Given task
Leaving out all images, write out the records that follow exactly.

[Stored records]
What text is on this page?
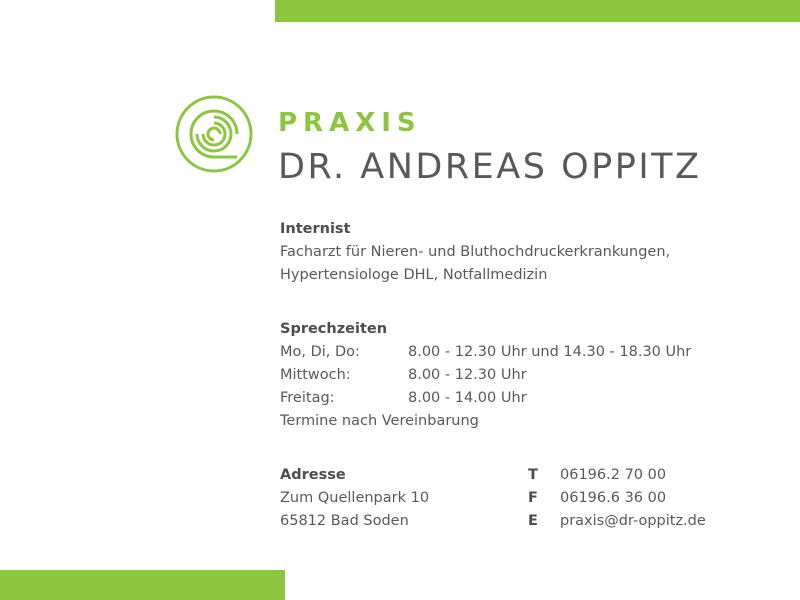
PRAXIS
DR. ANDREAS OPPITZ
Internist
Facharzt für Nieren- und Bluthochdruckerkrankungen,
Hypertensiologe DHL, Notfallmedizin
Sprechzeiten
Mo, Di, Do:	8.00 - 12.30 Uhr und 14.30 - 18.30 Uhr
Mittwoch:	8.00 - 12.30 Uhr
Freitag:	8.00 - 14.00 Uhr
Termine nach Vereinbarung
Adresse
Zum Quellenpark 10
65812 Bad Soden
T	06196.2 70 00
F	06196.6 36 00
E	praxis@dr-oppitz.de
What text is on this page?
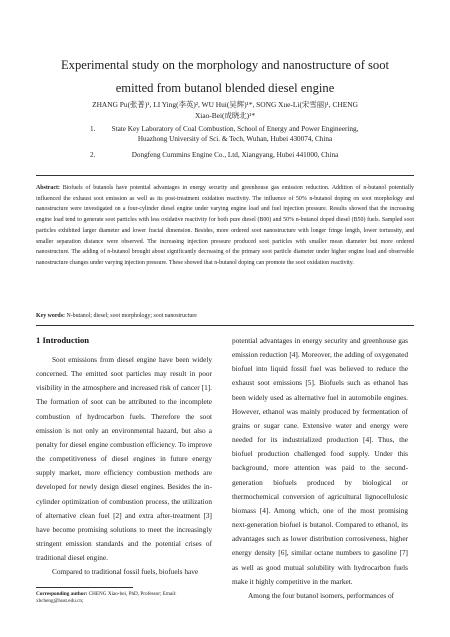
Experimental study on the morphology and nanostructure of soot
emitted from butanol blended diesel engine
ZHANG Pu(张普)¹, LI Ying(李英)², WU Hui(吴辉)¹*, SONG Xue-Li(宋雪丽)¹, CHENG
Xiao-Bei(成晓北)¹*
1.	State Key Laboratory of Coal Combustion, School of Energy and Power Engineering,
Huazhong University of Sci. & Tech, Wuhan, Hubei 430074, China
2.	Dongfeng Cummins Engine Co., Ltd, Xiangyang, Hubei 441000, China
Abstract: Biofuels of butanols have potential advantages in energy security and greenhouse gas emission reduction. Addition of n-butanol potentially influenced the exhaust soot emission as well as its post-treatment oxidation reactivity. The influence of 50% n-butanol doping on soot morphology and nanostructure were investigated on a four-cylinder diesel engine under varying engine load and fuel injection pressure. Results showed that the increasing engine load tend to generate soot particles with less oxidative reactivity for both pure diesel (B00) and 50% n-butanol doped diesel (B50) fuels. Sampled soot particles exhibited larger diameter and lower fractal dimension. Besides, more ordered soot nanostructure with longer fringe length, lower tortuosity, and smaller separation distance were observed. The increasing injection pressure produced soot particles with smaller mean diameter but more ordered nanostructure. The adding of n-butanol brought about significantly decreasing of the primary soot particle diameter under higher engine load and observable nanostructure changes under varying injection pressure. These showed that n-butanol doping can promote the soot oxidation reactivity.
Key words: N-butanol; diesel; soot morphology; soot nanostructure
1 Introduction

Soot emissions from diesel engine have been widely concerned. The emitted soot particles may result in poor visibility in the atmosphere and increased risk of cancer [1]. The formation of soot can be attributed to the incomplete combustion of hydrocarbon fuels. Therefore the soot emission is not only an environmental hazard, but also a penalty for diesel engine combustion efficiency. To improve the competitiveness of diesel engines in future energy supply market, more efficiency combustion methods are developed for newly design diesel engines. Besides the in-cylinder optimization of combustion process, the utilization of alternative clean fuel [2] and extra after-treatment [3] have become promising solutions to meet the increasingly stringent emission standards and the potential crises of traditional diesel engine.

Compared to traditional fossil fuels, biofuels have

potential advantages in energy security and greenhouse gas emission reduction [4]. Moreover, the adding of oxygenated biofuel into liquid fossil fuel was believed to reduce the exhaust soot emissions [5]. Biofuels such as ethanol has been widely used as alternative fuel in automobile engines. However, ethanol was mainly produced by fermentation of grains or sugar cane. Extensive water and energy were needed for its industrialized production [4]. Thus, the biofuel production challenged food supply. Under this background, more attention was paid to the second-generation biofuels produced by biological or thermochemical conversion of agricultural lignocellulosic biomass [4]. Among which, one of the most promising next-generation biofuel is butanol. Compared to ethanol, its advantages such as lower distribution corrosiveness, higher energy density [6], similar octane numbers to gasoline [7] as well as good mutual solubility with hydrocarbon fuels make it highly competitive in the market.

Among the four butanol isomers, performances of

Corresponding author: CHENG Xiao-bei, PhD, Professor; Email: xbcheng@hust.edu.cn;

Result below
What text is on this page?
PRAXIS
DR. ANDREAS OPPITZ
Internist
Facharzt für Nieren- und Bluthochdruckerkrankungen,
Hypertensiologe DHL, Notfallmedizin
Sprechzeiten
Mo, Di, Do:	8.00 - 12.30 Uhr und 14.30 - 18.30 Uhr
Mittwoch:	8.00 - 12.30 Uhr
Freitag:	8.00 - 14.00 Uhr
Termine nach Vereinbarung
Adresse
Zum Quellenpark 10
65812 Bad Soden
T	06196.2 70 00
F	06196.6 36 00
E	praxis@dr-oppitz.de
What text is on this page?
Experimental study on the morphology and nanostructure of soot
emitted from butanol blended diesel engine
ZHANG Pu(张普)¹, LI Ying(李英)², WU Hui(吴辉)¹*, SONG Xue-Li(宋雪丽)¹, CHENG
Xiao-Bei(成晓北)¹*
1.	State Key Laboratory of Coal Combustion, School of Energy and Power Engineering,
Huazhong University of Sci. & Tech, Wuhan, Hubei 430074, China
2.	Dongfeng Cummins Engine Co., Ltd, Xiangyang, Hubei 441000, China
Abstract: Biofuels of butanols have potential advantages in energy security and greenhouse gas emission reduction. Addition of n-butanol potentially influenced the exhaust soot emission as well as its post-treatment oxidation reactivity. The influence of 50% n-butanol doping on soot morphology and nanostructure were investigated on a four-cylinder diesel engine under varying engine load and fuel injection pressure. Results showed that the increasing engine load tend to generate soot particles with less oxidative reactivity for both pure diesel (B00) and 50% n-butanol doped diesel (B50) fuels. Sampled soot particles exhibited larger diameter and lower fractal dimension. Besides, more ordered soot nanostructure with longer fringe length, lower tortuosity, and smaller separation distance were observed. The increasing injection pressure produced soot particles with smaller mean diameter but more ordered nanostructure. The adding of n-butanol brought about significantly decreasing of the primary soot particle diameter under higher engine load and observable nanostructure changes under varying injection pressure. These showed that n-butanol doping can promote the soot oxidation reactivity.
Key words: N-butanol; diesel; soot morphology; soot nanostructure
1 Introduction

Soot emissions from diesel engine have been widely concerned. The emitted soot particles may result in poor visibility in the atmosphere and increased risk of cancer [1]. The formation of soot can be attributed to the incomplete combustion of hydrocarbon fuels. Therefore the soot emission is not only an environmental hazard, but also a penalty for diesel engine combustion efficiency. To improve the competitiveness of diesel engines in future energy supply market, more efficiency combustion methods are developed for newly design diesel engines. Besides the in-cylinder optimization of combustion process, the utilization of alternative clean fuel [2] and extra after-treatment [3] have become promising solutions to meet the increasingly stringent emission standards and the potential crises of traditional diesel engine.

Compared to traditional fossil fuels, biofuels have

potential advantages in energy security and greenhouse gas emission reduction [4]. Moreover, the adding of oxygenated biofuel into liquid fossil fuel was believed to reduce the exhaust soot emissions [5]. Biofuels such as ethanol has been widely used as alternative fuel in automobile engines. However, ethanol was mainly produced by fermentation of grains or sugar cane. Extensive water and energy were needed for its industrialized production [4]. Thus, the biofuel production challenged food supply. Under this background, more attention was paid to the second-generation biofuels produced by biological or thermochemical conversion of agricultural lignocellulosic biomass [4]. Among which, one of the most promising next-generation biofuel is butanol. Compared to ethanol, its advantages such as lower distribution corrosiveness, higher energy density [6], similar octane numbers to gasoline [7] as well as good mutual solubility with hydrocarbon fuels make it highly competitive in the market.

Among the four butanol isomers, performances of

Corresponding author: CHENG Xiao-bei, PhD, Professor; Email: xbcheng@hust.edu.cn;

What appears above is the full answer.